=== WHAT IS EXPECTED ===
Select the lines below containing the word "cross".

=== DATA FOR THIS TASK ===
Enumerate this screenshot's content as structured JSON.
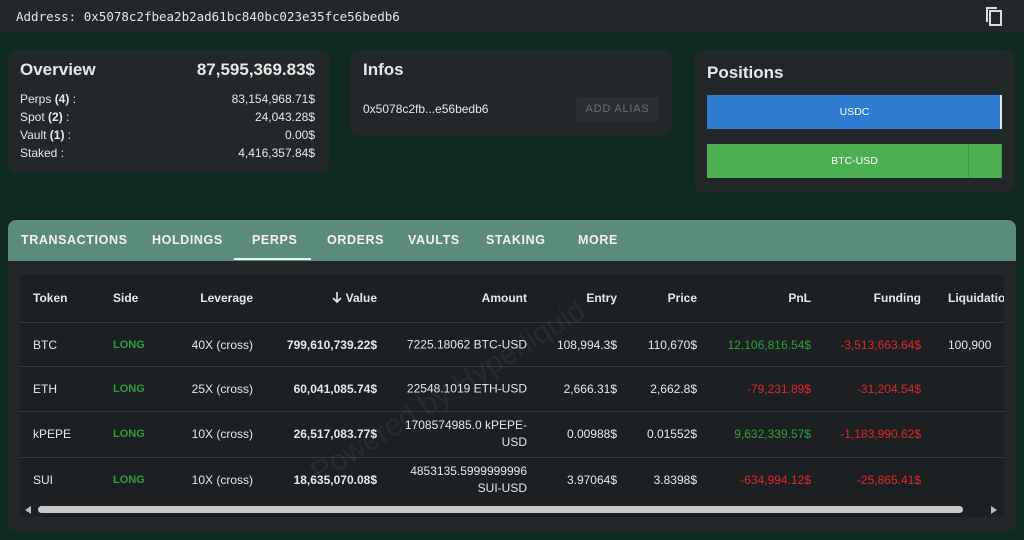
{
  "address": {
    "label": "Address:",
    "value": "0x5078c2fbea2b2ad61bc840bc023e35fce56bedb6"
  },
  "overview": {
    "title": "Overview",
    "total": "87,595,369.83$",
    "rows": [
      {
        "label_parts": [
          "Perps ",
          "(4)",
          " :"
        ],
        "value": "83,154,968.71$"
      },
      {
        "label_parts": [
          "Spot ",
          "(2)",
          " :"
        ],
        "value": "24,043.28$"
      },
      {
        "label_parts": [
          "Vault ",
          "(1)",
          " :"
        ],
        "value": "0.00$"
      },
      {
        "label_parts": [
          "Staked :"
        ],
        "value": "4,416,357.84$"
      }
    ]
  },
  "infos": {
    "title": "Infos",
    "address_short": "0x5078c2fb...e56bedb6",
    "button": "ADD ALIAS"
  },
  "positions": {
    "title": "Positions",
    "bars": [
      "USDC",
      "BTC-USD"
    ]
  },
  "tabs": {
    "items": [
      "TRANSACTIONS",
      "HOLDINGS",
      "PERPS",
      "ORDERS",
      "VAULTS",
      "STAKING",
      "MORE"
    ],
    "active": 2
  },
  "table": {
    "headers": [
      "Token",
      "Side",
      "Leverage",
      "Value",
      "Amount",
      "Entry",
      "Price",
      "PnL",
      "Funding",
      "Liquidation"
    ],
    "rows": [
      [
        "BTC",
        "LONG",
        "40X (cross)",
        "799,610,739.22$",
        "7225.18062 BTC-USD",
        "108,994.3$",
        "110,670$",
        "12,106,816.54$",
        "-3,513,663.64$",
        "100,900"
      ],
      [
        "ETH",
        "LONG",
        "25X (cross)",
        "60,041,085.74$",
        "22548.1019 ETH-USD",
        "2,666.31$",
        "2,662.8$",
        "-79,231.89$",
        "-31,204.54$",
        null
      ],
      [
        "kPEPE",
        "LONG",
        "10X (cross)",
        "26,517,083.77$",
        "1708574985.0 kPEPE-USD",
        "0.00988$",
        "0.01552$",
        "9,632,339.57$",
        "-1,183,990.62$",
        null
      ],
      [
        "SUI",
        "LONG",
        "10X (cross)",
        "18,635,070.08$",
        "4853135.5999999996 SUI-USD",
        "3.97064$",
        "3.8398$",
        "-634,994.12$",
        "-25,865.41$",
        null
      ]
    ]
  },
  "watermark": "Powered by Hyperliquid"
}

==

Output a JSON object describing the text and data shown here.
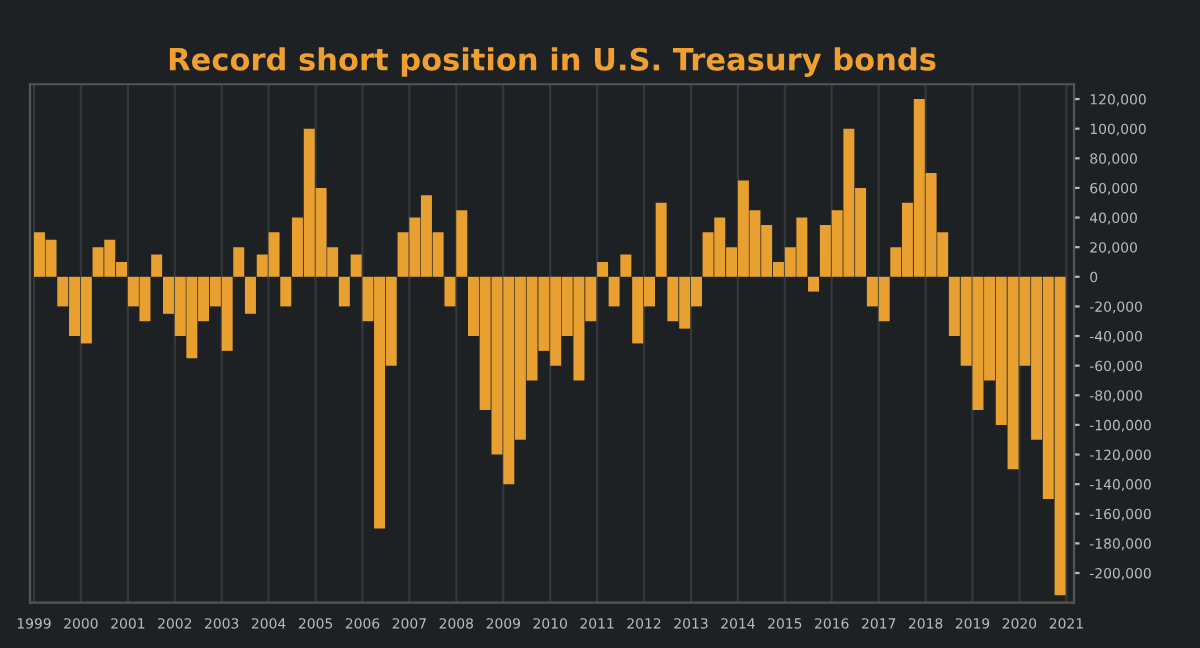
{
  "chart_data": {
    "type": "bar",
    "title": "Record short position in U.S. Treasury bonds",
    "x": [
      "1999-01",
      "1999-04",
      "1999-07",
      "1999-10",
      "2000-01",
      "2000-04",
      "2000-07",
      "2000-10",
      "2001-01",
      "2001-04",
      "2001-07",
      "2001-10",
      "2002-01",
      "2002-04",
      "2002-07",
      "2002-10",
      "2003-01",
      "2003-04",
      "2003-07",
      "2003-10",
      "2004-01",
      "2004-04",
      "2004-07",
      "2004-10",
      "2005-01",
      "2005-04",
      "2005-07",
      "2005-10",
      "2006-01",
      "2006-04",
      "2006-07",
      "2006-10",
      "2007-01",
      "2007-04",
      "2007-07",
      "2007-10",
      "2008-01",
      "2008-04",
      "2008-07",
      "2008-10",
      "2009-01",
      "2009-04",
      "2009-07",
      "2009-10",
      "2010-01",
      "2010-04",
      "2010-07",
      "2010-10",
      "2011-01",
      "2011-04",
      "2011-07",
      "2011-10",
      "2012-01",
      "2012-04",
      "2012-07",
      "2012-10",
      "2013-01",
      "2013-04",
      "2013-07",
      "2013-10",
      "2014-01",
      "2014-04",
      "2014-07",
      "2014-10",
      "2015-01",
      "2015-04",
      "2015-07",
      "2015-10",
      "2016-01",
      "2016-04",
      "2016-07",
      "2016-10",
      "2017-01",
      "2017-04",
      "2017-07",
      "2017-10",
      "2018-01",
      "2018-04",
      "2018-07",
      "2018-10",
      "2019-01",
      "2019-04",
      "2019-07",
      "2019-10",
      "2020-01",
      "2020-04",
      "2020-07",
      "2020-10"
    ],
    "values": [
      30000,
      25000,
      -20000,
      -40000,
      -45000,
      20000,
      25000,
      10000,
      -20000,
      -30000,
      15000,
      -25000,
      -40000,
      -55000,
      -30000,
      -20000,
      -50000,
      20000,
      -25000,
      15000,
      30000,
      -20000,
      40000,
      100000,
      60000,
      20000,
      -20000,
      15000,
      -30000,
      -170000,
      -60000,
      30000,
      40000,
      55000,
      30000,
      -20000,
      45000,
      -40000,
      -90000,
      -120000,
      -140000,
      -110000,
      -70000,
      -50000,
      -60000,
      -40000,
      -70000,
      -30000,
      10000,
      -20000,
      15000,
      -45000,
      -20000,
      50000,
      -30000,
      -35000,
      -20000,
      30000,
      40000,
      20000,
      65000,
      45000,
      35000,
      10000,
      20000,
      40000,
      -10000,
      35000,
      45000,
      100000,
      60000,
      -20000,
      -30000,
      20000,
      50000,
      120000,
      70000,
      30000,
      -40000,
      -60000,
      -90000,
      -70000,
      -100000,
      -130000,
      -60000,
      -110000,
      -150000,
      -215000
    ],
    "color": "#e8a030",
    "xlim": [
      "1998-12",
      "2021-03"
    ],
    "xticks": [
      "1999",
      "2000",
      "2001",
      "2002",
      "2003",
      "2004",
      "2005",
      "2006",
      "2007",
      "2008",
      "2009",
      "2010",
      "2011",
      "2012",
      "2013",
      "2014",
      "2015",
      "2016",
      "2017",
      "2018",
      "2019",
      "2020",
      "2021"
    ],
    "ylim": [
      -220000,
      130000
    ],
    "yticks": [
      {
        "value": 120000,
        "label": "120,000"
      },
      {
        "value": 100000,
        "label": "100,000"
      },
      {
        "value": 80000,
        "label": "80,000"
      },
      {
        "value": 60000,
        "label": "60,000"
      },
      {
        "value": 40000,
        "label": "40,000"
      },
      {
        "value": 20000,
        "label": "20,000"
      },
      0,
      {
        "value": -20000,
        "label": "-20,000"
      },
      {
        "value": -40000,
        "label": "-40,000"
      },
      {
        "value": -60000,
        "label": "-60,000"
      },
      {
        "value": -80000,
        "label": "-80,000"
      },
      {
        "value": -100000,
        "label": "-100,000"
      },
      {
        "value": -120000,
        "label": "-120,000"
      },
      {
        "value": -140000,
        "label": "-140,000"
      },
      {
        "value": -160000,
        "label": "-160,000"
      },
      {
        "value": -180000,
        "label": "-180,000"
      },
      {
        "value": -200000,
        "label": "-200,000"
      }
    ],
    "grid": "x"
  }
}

=== RESPONSE TO THE TASK ===
        "40X (cross)",
        "25X (cross)",
        "10X (cross)",
        "10X (cross)",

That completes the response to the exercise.